** EXERCISE GOAL **
Pictures stay out of the copy; set down each line of the listing below exactly.
-------- PROVIDED RECORDS
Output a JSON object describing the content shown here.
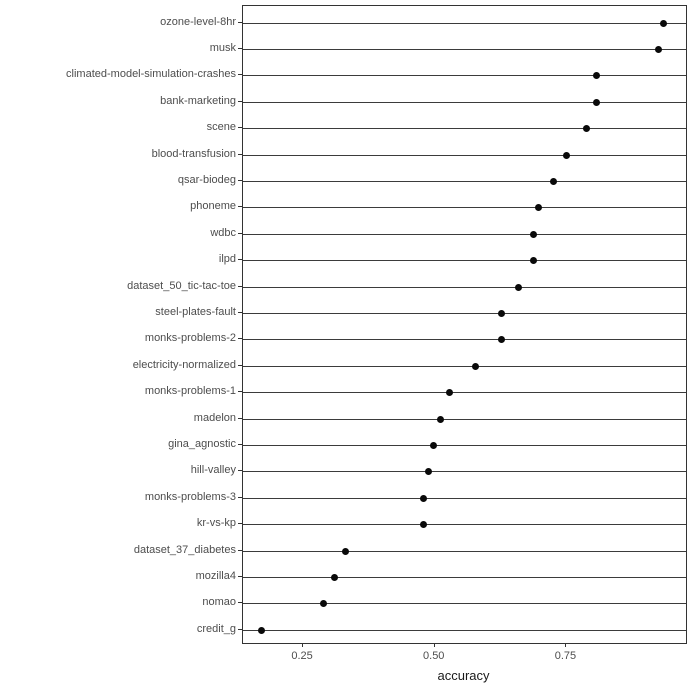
{
  "chart_data": {
    "type": "scatter",
    "variant": "cleveland-dot-plot",
    "title": "",
    "xlabel": "accuracy",
    "ylabel": "",
    "legend": "none",
    "grid": "horizontal-lines-per-category",
    "xlim": [
      0.136,
      0.977
    ],
    "x_ticks": [
      {
        "value": 0.25,
        "label": "0.25"
      },
      {
        "value": 0.5,
        "label": "0.50"
      },
      {
        "value": 0.75,
        "label": "0.75"
      }
    ],
    "categories": [
      "ozone-level-8hr",
      "musk",
      "climated-model-simulation-crashes",
      "bank-marketing",
      "scene",
      "blood-transfusion",
      "qsar-biodeg",
      "phoneme",
      "wdbc",
      "ilpd",
      "dataset_50_tic-tac-toe",
      "steel-plates-fault",
      "monks-problems-2",
      "electricity-normalized",
      "monks-problems-1",
      "madelon",
      "gina_agnostic",
      "hill-valley",
      "monks-problems-3",
      "kr-vs-kp",
      "dataset_37_diabetes",
      "mozilla4",
      "nomao",
      "credit_g"
    ],
    "values": [
      0.935,
      0.925,
      0.807,
      0.807,
      0.788,
      0.75,
      0.725,
      0.697,
      0.688,
      0.688,
      0.659,
      0.627,
      0.627,
      0.578,
      0.528,
      0.51,
      0.498,
      0.489,
      0.479,
      0.479,
      0.33,
      0.309,
      0.288,
      0.172
    ],
    "colors": {
      "point": "#0a0a0a",
      "gridline": "#3b3b3b",
      "panel_border": "#333333",
      "axis_text": "#4d4d4d",
      "axis_title": "#1a1a1a",
      "background": "#ffffff"
    }
  }
}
----------------
** OUTPUT FOR THIS TASK **
Output a JSON object describing the content shown here.
{
  "chart_data": {
    "type": "scatter",
    "variant": "cleveland-dot-plot",
    "title": "",
    "xlabel": "accuracy",
    "ylabel": "",
    "legend": "none",
    "grid": "horizontal-lines-per-category",
    "xlim": [
      0.136,
      0.977
    ],
    "x_ticks": [
      {
        "value": 0.25,
        "label": "0.25"
      },
      {
        "value": 0.5,
        "label": "0.50"
      },
      {
        "value": 0.75,
        "label": "0.75"
      }
    ],
    "categories": [
      "ozone-level-8hr",
      "musk",
      "climated-model-simulation-crashes",
      "bank-marketing",
      "scene",
      "blood-transfusion",
      "qsar-biodeg",
      "phoneme",
      "wdbc",
      "ilpd",
      "dataset_50_tic-tac-toe",
      "steel-plates-fault",
      "monks-problems-2",
      "electricity-normalized",
      "monks-problems-1",
      "madelon",
      "gina_agnostic",
      "hill-valley",
      "monks-problems-3",
      "kr-vs-kp",
      "dataset_37_diabetes",
      "mozilla4",
      "nomao",
      "credit_g"
    ],
    "values": [
      0.935,
      0.925,
      0.807,
      0.807,
      0.788,
      0.75,
      0.725,
      0.697,
      0.688,
      0.688,
      0.659,
      0.627,
      0.627,
      0.578,
      0.528,
      0.51,
      0.498,
      0.489,
      0.479,
      0.479,
      0.33,
      0.309,
      0.288,
      0.172
    ],
    "colors": {
      "point": "#0a0a0a",
      "gridline": "#3b3b3b",
      "panel_border": "#333333",
      "axis_text": "#4d4d4d",
      "axis_title": "#1a1a1a",
      "background": "#ffffff"
    }
  }
}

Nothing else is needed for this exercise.